** start of Extracted records **

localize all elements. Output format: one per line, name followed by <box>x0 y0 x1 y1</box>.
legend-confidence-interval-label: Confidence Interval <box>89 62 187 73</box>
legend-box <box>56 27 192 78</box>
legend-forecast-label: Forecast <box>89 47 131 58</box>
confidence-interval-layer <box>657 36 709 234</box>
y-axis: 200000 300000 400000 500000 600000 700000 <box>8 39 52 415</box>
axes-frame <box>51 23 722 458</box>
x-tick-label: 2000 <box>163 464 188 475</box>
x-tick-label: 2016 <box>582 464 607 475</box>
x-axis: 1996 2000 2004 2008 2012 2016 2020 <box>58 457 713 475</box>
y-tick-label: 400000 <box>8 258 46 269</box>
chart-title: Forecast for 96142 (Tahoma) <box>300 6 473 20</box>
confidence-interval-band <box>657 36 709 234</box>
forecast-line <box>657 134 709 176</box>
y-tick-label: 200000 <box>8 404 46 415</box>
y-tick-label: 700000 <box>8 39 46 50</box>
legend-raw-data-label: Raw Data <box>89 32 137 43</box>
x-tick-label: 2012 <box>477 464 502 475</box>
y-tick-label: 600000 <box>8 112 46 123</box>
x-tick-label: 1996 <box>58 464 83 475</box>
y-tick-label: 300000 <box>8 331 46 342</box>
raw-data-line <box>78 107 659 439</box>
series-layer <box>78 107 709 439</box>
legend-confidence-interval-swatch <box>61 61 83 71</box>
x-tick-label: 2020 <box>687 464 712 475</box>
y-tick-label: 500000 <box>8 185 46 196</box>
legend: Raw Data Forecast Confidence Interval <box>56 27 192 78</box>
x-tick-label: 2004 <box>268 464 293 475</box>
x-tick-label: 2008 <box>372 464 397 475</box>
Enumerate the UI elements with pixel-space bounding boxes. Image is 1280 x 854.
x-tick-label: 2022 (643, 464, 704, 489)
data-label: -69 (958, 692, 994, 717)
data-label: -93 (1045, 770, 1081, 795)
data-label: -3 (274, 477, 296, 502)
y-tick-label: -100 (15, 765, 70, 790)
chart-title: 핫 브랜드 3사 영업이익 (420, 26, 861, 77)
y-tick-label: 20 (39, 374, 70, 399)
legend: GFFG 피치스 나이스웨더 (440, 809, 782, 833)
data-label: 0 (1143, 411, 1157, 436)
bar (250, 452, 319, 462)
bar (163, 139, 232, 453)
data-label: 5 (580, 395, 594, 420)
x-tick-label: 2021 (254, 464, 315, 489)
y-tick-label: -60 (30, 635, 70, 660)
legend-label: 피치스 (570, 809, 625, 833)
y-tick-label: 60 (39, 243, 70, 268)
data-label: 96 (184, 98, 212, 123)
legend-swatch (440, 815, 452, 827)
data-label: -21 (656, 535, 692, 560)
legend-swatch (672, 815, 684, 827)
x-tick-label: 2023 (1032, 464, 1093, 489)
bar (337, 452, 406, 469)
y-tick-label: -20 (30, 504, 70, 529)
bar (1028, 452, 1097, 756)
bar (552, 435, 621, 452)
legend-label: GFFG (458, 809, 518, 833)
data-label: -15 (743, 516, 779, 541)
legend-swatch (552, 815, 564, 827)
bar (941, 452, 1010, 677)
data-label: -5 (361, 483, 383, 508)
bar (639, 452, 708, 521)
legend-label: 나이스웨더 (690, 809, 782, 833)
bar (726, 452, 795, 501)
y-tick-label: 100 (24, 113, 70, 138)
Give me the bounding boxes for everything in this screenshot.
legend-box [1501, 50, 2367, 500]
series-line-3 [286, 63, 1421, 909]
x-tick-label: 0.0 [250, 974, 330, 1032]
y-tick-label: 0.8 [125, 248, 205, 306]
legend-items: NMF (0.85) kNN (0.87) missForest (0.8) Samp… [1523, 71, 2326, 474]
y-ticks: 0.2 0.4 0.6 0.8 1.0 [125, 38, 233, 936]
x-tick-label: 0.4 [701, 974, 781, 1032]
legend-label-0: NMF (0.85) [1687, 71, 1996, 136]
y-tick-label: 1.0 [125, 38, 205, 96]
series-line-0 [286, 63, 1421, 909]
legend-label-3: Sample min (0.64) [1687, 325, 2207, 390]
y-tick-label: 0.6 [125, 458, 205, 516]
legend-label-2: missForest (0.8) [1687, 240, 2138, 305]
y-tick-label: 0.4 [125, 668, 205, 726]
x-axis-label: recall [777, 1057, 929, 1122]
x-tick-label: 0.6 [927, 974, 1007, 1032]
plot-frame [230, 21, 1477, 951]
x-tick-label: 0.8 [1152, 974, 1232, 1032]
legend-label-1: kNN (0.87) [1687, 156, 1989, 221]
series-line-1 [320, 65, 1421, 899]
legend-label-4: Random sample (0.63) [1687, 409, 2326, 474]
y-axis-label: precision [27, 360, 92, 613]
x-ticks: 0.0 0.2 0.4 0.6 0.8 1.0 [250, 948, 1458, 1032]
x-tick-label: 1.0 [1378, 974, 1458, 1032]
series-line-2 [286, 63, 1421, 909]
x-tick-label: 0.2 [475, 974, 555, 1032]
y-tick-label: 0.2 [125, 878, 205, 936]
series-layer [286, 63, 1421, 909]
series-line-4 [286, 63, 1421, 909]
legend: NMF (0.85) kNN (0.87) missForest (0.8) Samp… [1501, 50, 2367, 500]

** end of Extracted records **

## To do
Quote the records from their start through the line that contains "x-tick-label: 2000 <box>163 464 188 475</box>", including that line.

## Result
localize all elements. Output format: one per line, name followed by <box>x0 y0 x1 y1</box>.
legend-confidence-interval-label: Confidence Interval <box>89 62 187 73</box>
legend-box <box>56 27 192 78</box>
legend-forecast-label: Forecast <box>89 47 131 58</box>
confidence-interval-layer <box>657 36 709 234</box>
y-axis: 200000 300000 400000 500000 600000 700000 <box>8 39 52 415</box>
axes-frame <box>51 23 722 458</box>
x-tick-label: 2000 <box>163 464 188 475</box>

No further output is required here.